## PROVIDED ENTRIES
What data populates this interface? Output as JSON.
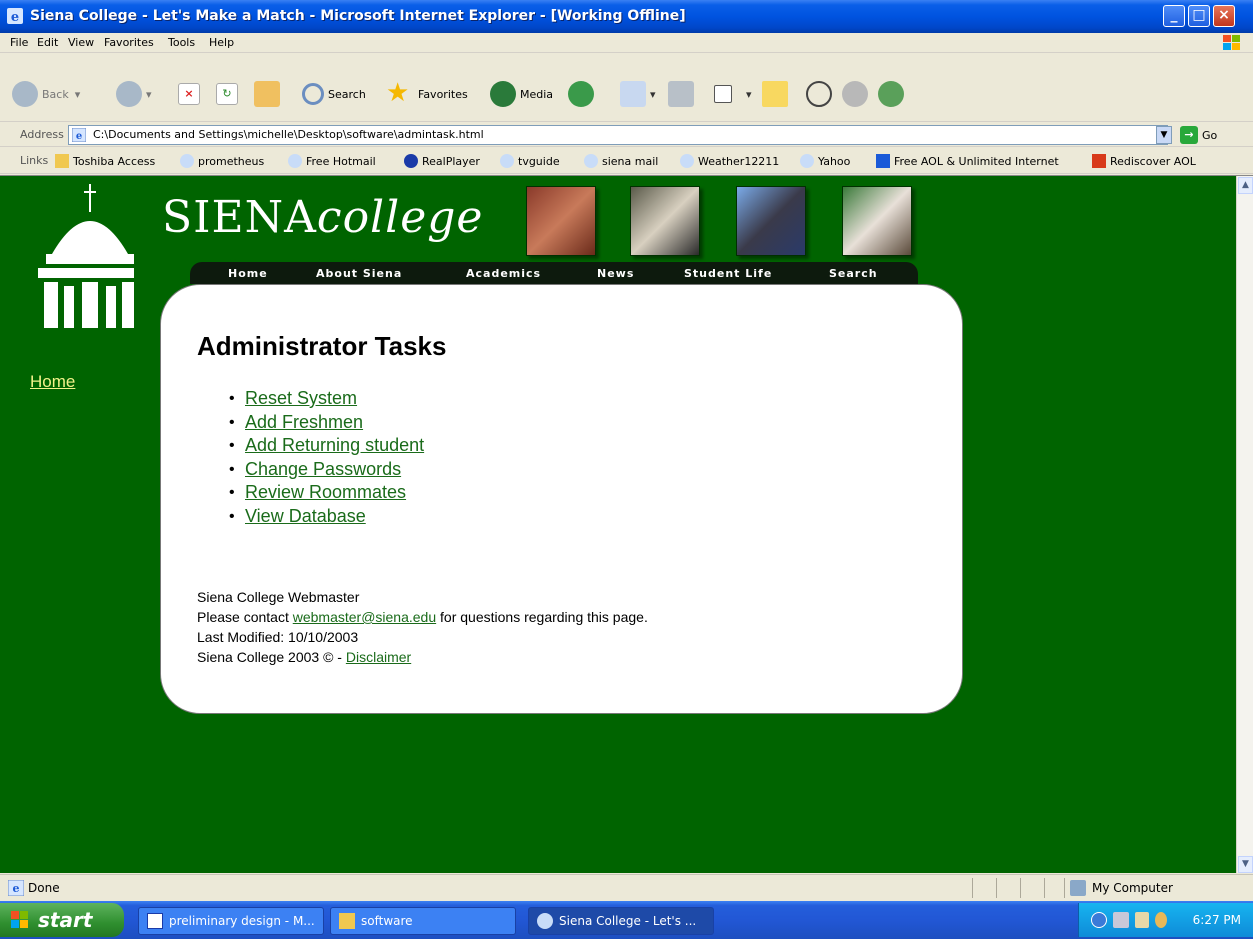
{
  "window": {
    "title": "Siena College - Let's Make a Match - Microsoft Internet Explorer - [Working Offline]"
  },
  "menu": [
    "File",
    "Edit",
    "View",
    "Favorites",
    "Tools",
    "Help"
  ],
  "toolbar": {
    "back": "Back",
    "search": "Search",
    "favorites": "Favorites",
    "media": "Media"
  },
  "address": {
    "label": "Address",
    "value": "C:\\Documents and Settings\\michelle\\Desktop\\software\\admintask.html",
    "go": "Go"
  },
  "links": {
    "label": "Links",
    "items": [
      "Toshiba Access",
      "prometheus",
      "Free Hotmail",
      "RealPlayer",
      "tvguide",
      "siena mail",
      "Weather12211",
      "Yahoo",
      "Free AOL & Unlimited Internet",
      "Rediscover AOL"
    ]
  },
  "site": {
    "logo_main": "SIENA",
    "logo_sub": "college",
    "nav": [
      "Home",
      "About Siena",
      "Academics",
      "News",
      "Student Life",
      "Search"
    ],
    "side_home": "Home"
  },
  "page": {
    "heading": "Administrator Tasks",
    "tasks": [
      "Reset System",
      "Add Freshmen",
      "Add Returning student",
      "Change Passwords",
      "Review Roommates",
      "View Database"
    ],
    "footer": {
      "line1": "Siena College Webmaster",
      "line2_pre": "Please contact ",
      "email": "webmaster@siena.edu",
      "line2_post": " for questions regarding this page.",
      "line3": "Last Modified: 10/10/2003",
      "line4_pre": "Siena College 2003 © - ",
      "disclaimer": "Disclaimer"
    }
  },
  "status": {
    "text": "Done",
    "zone": "My Computer"
  },
  "taskbar": {
    "start": "start",
    "buttons": [
      "preliminary design - M...",
      "software",
      "Siena College - Let's ..."
    ],
    "time": "6:27 PM"
  },
  "colors": {
    "page_bg": "#006400",
    "link": "#1a6b1a",
    "side_link": "#f2f28a"
  }
}
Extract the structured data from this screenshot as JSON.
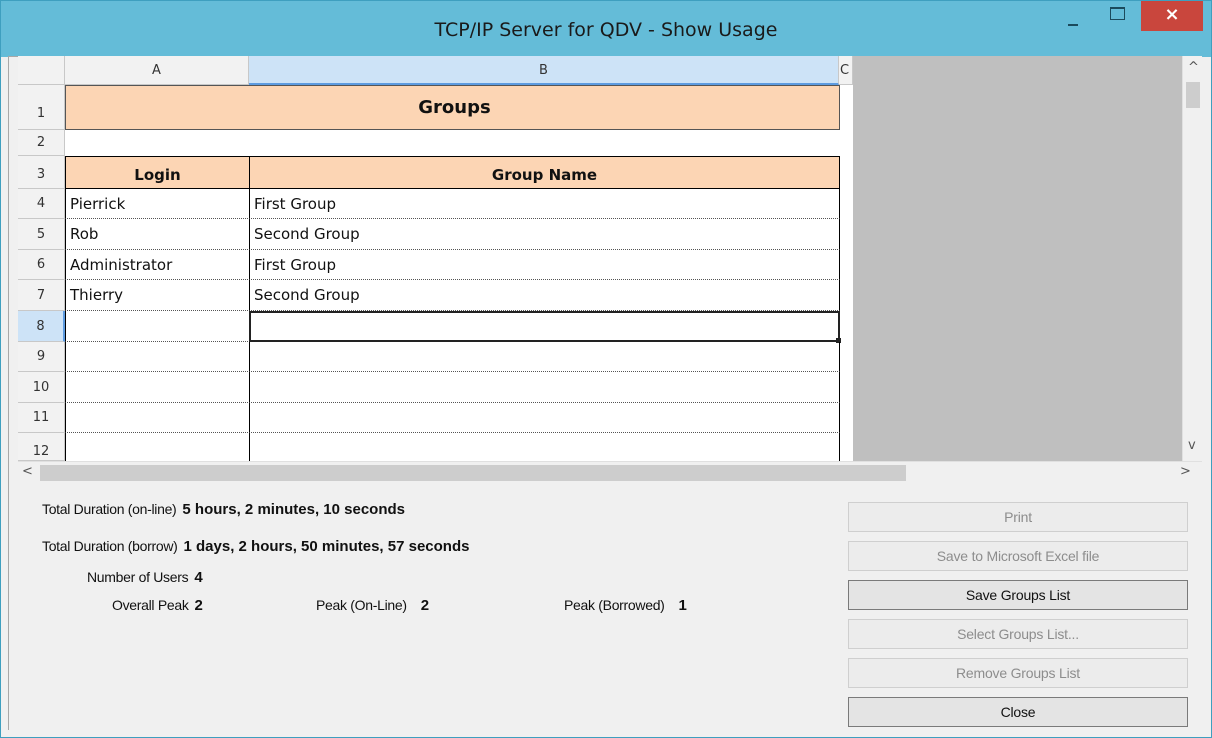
{
  "window": {
    "title": "TCP/IP Server for QDV - Show Usage",
    "close_glyph": "×"
  },
  "sheet": {
    "corner": "",
    "columns": [
      "A",
      "B",
      "C"
    ],
    "selected_column": "B",
    "rows": [
      "1",
      "2",
      "3",
      "4",
      "5",
      "6",
      "7",
      "8",
      "9",
      "10",
      "11",
      "12"
    ],
    "selected_row": "8",
    "title": "Groups",
    "headers": {
      "login": "Login",
      "group_name": "Group Name"
    },
    "data": [
      {
        "login": "Pierrick",
        "group": "First Group"
      },
      {
        "login": "Rob",
        "group": "Second Group"
      },
      {
        "login": "Administrator",
        "group": "First Group"
      },
      {
        "login": "Thierry",
        "group": "Second Group"
      }
    ],
    "title_fill_color": "#fcd5b4"
  },
  "scroll": {
    "up_arrow": "^",
    "down_arrow": "v",
    "left_arrow": "<",
    "right_arrow": ">"
  },
  "stats": {
    "online_label": "Total Duration (on-line)",
    "online_value": "5 hours, 2 minutes, 10 seconds",
    "borrow_label": "Total Duration (borrow)",
    "borrow_value": "1 days, 2 hours, 50 minutes, 57 seconds",
    "users_label": "Number of Users",
    "users_value": "4",
    "overall_peak_label": "Overall Peak",
    "overall_peak_value": "2",
    "peak_online_label": "Peak (On-Line)",
    "peak_online_value": "2",
    "peak_borrowed_label": "Peak (Borrowed)",
    "peak_borrowed_value": "1"
  },
  "buttons": {
    "print": "Print",
    "save_excel": "Save to Microsoft Excel file",
    "save_groups": "Save Groups List",
    "select_groups": "Select Groups List...",
    "remove_groups": "Remove Groups List",
    "close": "Close"
  },
  "colors": {
    "titlebar": "#64bcd8",
    "close_button": "#c9463d",
    "header_fill": "#fcd5b4",
    "selection": "#cde3f7"
  }
}
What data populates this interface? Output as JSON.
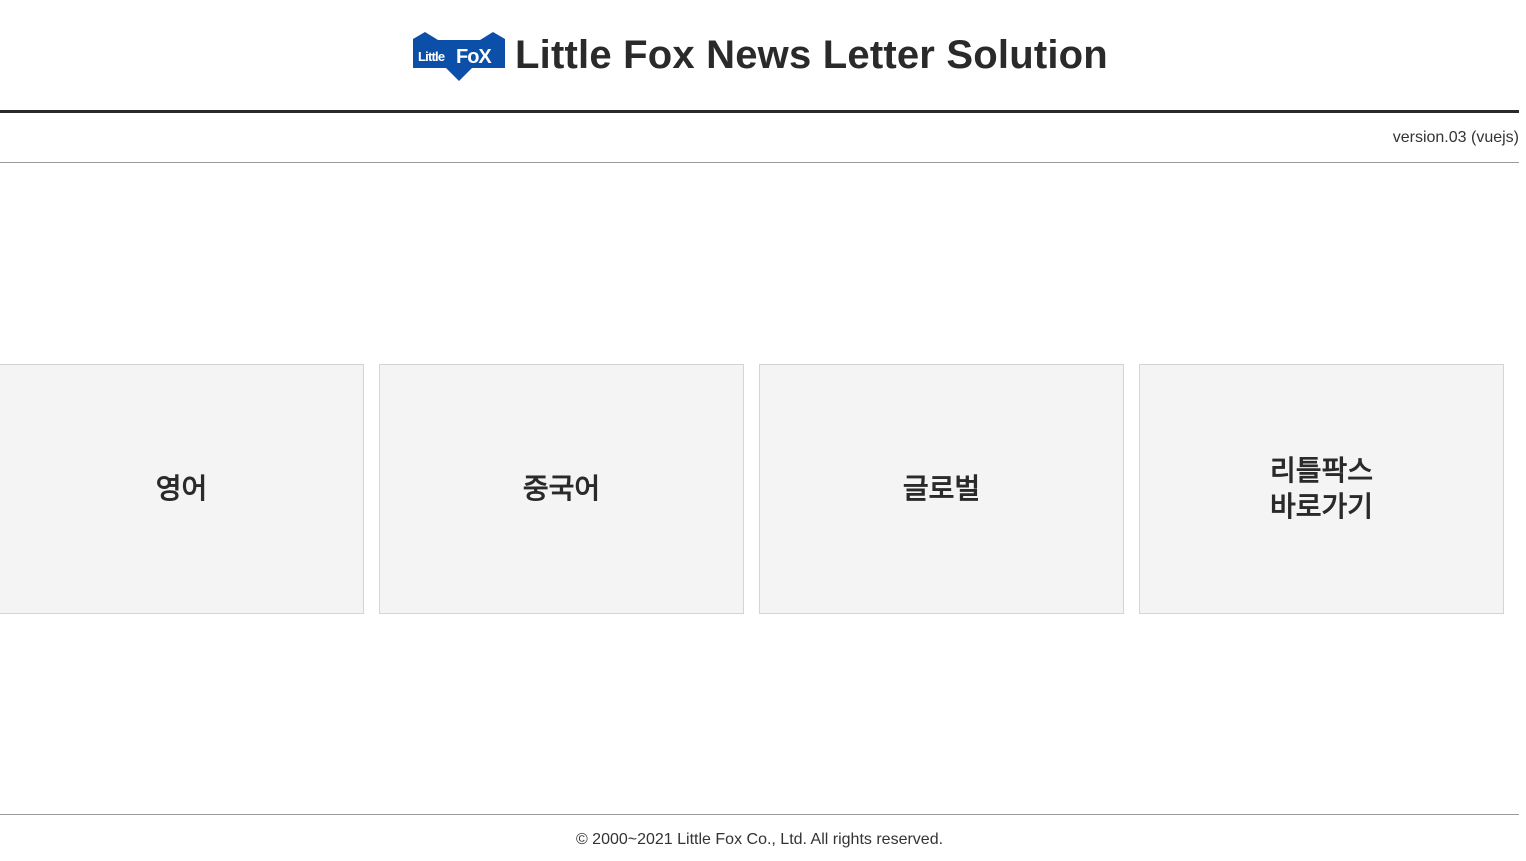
{
  "header": {
    "logo_text": "Little FoX",
    "title": "Little Fox News Letter Solution"
  },
  "version": "version.03 (vuejs)",
  "menu": {
    "items": [
      {
        "label": "영어"
      },
      {
        "label": "중국어"
      },
      {
        "label": "글로벌"
      },
      {
        "label": "리틀팍스\n바로가기"
      }
    ]
  },
  "footer": {
    "copyright": "© 2000~2021 Little Fox Co., Ltd. All rights reserved."
  },
  "colors": {
    "logo_blue": "#0b4fa8",
    "card_background": "#f4f4f4",
    "text": "#2a2a2a"
  }
}
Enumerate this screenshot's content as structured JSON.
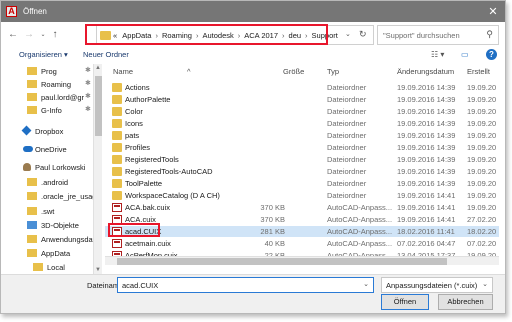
{
  "window": {
    "title": "Öffnen"
  },
  "address": {
    "prefix": "«",
    "crumbs": [
      "AppData",
      "Roaming",
      "Autodesk",
      "ACA 2017",
      "deu",
      "Support"
    ],
    "separator": "›"
  },
  "search": {
    "placeholder": "\"Support\" durchsuchen"
  },
  "toolbar": {
    "organize": "Organisieren ▾",
    "new_folder": "Neuer Ordner"
  },
  "sidebar": {
    "items": [
      {
        "label": "Prog",
        "icon": "folder-icon",
        "pinned": true
      },
      {
        "label": "Roaming",
        "icon": "folder-icon",
        "pinned": true
      },
      {
        "label": "paul.lord@gr",
        "icon": "folder-icon",
        "pinned": true
      },
      {
        "label": "G-Info",
        "icon": "folder-icon",
        "pinned": true
      },
      {
        "label": "Dropbox",
        "icon": "dropbox-icon",
        "pinned": false
      },
      {
        "label": "OneDrive",
        "icon": "onedrive-icon",
        "pinned": false
      },
      {
        "label": "Paul Lorkowski",
        "icon": "user-icon",
        "pinned": false
      },
      {
        "label": ".android",
        "icon": "folder-icon",
        "pinned": false
      },
      {
        "label": ".oracle_jre_usage",
        "icon": "folder-icon",
        "pinned": false
      },
      {
        "label": ".swt",
        "icon": "folder-icon",
        "pinned": false
      },
      {
        "label": "3D-Objekte",
        "icon": "3d-objects-icon",
        "pinned": false
      },
      {
        "label": "Anwendungsdat",
        "icon": "folder-icon",
        "pinned": false
      },
      {
        "label": "AppData",
        "icon": "folder-icon",
        "pinned": false
      },
      {
        "label": "Local",
        "icon": "folder-icon",
        "pinned": false
      }
    ]
  },
  "columns": {
    "name": "Name",
    "size": "Größe",
    "type": "Typ",
    "date": "Änderungsdatum",
    "created": "Erstellt"
  },
  "files": [
    {
      "name": "Actions",
      "size": "",
      "type": "Dateiordner",
      "date": "19.09.2016 14:39",
      "created": "19.09.20",
      "kind": "folder"
    },
    {
      "name": "AuthorPalette",
      "size": "",
      "type": "Dateiordner",
      "date": "19.09.2016 14:39",
      "created": "19.09.20",
      "kind": "folder"
    },
    {
      "name": "Color",
      "size": "",
      "type": "Dateiordner",
      "date": "19.09.2016 14:39",
      "created": "19.09.20",
      "kind": "folder"
    },
    {
      "name": "Icons",
      "size": "",
      "type": "Dateiordner",
      "date": "19.09.2016 14:39",
      "created": "19.09.20",
      "kind": "folder"
    },
    {
      "name": "pats",
      "size": "",
      "type": "Dateiordner",
      "date": "19.09.2016 14:39",
      "created": "19.09.20",
      "kind": "folder"
    },
    {
      "name": "Profiles",
      "size": "",
      "type": "Dateiordner",
      "date": "19.09.2016 14:39",
      "created": "19.09.20",
      "kind": "folder"
    },
    {
      "name": "RegisteredTools",
      "size": "",
      "type": "Dateiordner",
      "date": "19.09.2016 14:39",
      "created": "19.09.20",
      "kind": "folder"
    },
    {
      "name": "RegisteredTools-AutoCAD",
      "size": "",
      "type": "Dateiordner",
      "date": "19.09.2016 14:39",
      "created": "19.09.20",
      "kind": "folder"
    },
    {
      "name": "ToolPalette",
      "size": "",
      "type": "Dateiordner",
      "date": "19.09.2016 14:39",
      "created": "19.09.20",
      "kind": "folder"
    },
    {
      "name": "WorkspaceCatalog (D A CH)",
      "size": "",
      "type": "Dateiordner",
      "date": "19.09.2016 14:41",
      "created": "19.09.20",
      "kind": "folder"
    },
    {
      "name": "ACA.bak.cuix",
      "size": "370 KB",
      "type": "AutoCAD-Anpass...",
      "date": "19.09.2016 14:41",
      "created": "19.09.20",
      "kind": "cuix"
    },
    {
      "name": "ACA.cuix",
      "size": "370 KB",
      "type": "AutoCAD-Anpass...",
      "date": "19.09.2016 14:41",
      "created": "27.02.20",
      "kind": "cuix"
    },
    {
      "name": "acad.CUIX",
      "size": "281 KB",
      "type": "AutoCAD-Anpass...",
      "date": "18.02.2016 11:41",
      "created": "18.02.20",
      "kind": "cuix",
      "selected": true
    },
    {
      "name": "acetmain.cuix",
      "size": "40 KB",
      "type": "AutoCAD-Anpass...",
      "date": "07.02.2016 04:47",
      "created": "07.02.20",
      "kind": "cuix"
    },
    {
      "name": "AcPerfMon.cuix",
      "size": "22 KB",
      "type": "AutoCAD-Anpass...",
      "date": "13.04.2015 17:37",
      "created": "19.09.20",
      "kind": "cuix"
    }
  ],
  "bottom": {
    "filename_label": "Dateiname:",
    "filename_value": "acad.CUIX",
    "filter_value": "Anpassungsdateien (*.cuix)",
    "open_label": "Öffnen",
    "cancel_label": "Abbrechen"
  },
  "colors": {
    "highlight": "#e8162c",
    "selected_row": "#d0e4f7",
    "folder": "#e8c04a",
    "link": "#1a3a6e"
  }
}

## WRITTEN TASK
Within the material above, find the lines that contain the word "Support"; copy them.

## WRITTEN SOLUTION
      "Support"
    "placeholder": "\"Support\" durchsuchen"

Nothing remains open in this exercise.